Report all lines holding "ante".

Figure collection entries
......

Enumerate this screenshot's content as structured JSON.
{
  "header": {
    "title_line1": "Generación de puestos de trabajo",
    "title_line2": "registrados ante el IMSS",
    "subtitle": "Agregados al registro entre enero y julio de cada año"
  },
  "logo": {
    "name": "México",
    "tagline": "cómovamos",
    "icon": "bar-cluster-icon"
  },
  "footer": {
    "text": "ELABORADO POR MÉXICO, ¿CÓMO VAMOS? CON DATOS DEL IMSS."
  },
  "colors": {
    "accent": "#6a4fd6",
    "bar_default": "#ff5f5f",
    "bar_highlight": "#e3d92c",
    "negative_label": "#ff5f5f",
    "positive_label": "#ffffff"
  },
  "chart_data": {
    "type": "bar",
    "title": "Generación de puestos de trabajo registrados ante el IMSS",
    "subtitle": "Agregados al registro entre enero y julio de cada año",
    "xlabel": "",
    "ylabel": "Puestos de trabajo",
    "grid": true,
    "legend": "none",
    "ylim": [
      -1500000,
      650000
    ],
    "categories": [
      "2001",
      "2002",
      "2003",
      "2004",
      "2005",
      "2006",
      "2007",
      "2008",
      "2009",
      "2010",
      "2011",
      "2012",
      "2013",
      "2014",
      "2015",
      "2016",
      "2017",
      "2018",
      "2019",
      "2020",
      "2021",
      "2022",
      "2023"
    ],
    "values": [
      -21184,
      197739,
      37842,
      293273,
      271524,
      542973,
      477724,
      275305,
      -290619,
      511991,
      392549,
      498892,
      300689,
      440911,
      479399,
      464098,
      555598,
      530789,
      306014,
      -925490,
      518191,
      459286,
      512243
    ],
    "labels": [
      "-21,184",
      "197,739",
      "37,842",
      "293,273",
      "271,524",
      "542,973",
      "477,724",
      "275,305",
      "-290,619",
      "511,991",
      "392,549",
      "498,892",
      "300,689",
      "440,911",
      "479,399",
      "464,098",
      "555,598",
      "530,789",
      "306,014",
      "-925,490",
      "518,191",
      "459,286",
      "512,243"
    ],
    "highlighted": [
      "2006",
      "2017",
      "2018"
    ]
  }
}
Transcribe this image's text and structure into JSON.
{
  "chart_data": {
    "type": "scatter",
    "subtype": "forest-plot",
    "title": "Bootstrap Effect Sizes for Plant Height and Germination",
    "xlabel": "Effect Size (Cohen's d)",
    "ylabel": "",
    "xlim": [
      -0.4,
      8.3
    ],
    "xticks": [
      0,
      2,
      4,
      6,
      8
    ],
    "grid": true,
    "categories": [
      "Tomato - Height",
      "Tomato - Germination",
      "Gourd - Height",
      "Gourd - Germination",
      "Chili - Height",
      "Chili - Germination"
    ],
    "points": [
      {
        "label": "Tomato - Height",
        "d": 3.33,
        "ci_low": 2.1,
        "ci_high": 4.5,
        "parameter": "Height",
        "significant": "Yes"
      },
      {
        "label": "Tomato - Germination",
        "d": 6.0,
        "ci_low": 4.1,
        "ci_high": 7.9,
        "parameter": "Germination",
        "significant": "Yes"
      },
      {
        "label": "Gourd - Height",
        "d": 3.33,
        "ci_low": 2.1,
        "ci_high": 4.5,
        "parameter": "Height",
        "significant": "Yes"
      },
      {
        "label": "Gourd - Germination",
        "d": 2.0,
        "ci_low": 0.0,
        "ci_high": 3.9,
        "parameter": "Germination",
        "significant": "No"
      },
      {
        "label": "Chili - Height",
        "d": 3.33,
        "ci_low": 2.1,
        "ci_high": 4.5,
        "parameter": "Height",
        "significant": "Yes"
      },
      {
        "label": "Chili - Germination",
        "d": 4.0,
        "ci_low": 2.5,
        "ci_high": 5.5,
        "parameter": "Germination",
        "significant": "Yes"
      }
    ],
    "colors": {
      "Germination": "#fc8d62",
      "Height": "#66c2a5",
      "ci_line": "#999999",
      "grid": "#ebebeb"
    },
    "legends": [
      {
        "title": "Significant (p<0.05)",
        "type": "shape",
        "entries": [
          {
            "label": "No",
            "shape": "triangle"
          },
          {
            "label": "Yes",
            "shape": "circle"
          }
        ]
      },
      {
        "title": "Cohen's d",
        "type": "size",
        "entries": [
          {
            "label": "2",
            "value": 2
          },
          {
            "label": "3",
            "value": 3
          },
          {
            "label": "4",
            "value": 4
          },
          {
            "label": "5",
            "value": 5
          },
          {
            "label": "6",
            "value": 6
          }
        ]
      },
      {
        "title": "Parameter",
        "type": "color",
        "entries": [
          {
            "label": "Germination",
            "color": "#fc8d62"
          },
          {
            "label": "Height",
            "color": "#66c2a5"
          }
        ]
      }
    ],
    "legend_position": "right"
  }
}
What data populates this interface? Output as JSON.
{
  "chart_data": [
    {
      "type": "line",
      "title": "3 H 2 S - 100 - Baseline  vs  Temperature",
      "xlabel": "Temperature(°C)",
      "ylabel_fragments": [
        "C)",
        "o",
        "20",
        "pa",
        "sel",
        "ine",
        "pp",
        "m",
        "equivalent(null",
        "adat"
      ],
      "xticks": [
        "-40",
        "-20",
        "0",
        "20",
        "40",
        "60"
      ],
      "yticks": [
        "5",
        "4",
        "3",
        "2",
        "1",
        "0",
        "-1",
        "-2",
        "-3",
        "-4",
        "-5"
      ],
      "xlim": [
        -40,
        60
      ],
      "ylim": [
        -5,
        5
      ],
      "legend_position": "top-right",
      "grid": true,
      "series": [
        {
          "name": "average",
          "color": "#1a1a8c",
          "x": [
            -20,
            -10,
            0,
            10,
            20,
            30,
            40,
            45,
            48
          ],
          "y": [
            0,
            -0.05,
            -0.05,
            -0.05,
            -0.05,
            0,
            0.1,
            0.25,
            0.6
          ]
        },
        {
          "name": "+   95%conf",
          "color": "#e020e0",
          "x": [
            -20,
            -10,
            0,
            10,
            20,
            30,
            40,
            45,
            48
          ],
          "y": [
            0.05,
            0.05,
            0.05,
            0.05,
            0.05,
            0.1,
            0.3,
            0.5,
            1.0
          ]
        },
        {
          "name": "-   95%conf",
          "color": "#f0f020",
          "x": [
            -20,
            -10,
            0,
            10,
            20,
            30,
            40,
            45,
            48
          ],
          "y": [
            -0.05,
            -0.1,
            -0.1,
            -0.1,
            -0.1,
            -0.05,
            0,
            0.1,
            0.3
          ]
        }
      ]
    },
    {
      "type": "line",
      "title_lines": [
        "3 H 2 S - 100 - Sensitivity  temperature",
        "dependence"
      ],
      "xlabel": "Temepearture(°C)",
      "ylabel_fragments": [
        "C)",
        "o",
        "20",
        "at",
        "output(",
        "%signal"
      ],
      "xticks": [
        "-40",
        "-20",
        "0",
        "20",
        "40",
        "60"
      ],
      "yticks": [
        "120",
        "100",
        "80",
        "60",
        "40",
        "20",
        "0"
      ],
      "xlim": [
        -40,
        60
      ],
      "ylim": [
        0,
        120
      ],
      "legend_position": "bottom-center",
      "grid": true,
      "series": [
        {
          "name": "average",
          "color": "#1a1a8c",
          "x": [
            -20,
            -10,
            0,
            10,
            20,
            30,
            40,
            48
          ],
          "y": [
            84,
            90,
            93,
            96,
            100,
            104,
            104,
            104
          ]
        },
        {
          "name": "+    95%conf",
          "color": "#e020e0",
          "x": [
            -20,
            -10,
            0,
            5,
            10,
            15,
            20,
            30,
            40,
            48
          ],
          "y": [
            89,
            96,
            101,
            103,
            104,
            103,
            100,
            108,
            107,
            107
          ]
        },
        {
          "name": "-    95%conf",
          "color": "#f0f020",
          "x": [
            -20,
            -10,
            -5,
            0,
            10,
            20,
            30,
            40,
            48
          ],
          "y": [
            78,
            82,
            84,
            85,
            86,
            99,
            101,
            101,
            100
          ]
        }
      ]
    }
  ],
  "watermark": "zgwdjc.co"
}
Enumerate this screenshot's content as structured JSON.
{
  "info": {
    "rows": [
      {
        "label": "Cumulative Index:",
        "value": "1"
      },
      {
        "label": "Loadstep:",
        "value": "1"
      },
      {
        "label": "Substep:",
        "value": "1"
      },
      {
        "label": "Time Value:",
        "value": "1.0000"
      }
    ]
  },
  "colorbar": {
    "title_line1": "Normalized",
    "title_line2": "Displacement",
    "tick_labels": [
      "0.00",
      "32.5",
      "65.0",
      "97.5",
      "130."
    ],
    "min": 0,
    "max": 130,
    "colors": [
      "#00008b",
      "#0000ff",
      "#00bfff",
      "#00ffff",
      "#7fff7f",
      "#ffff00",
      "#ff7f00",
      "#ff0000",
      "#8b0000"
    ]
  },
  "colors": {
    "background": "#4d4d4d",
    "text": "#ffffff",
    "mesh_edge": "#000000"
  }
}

......

▶ _SOLUTION FOR THIS TASK_
    "title_line2": "registrados ante el IMSS",
    "title": "Generación de puestos de trabajo registrados ante el IMSS",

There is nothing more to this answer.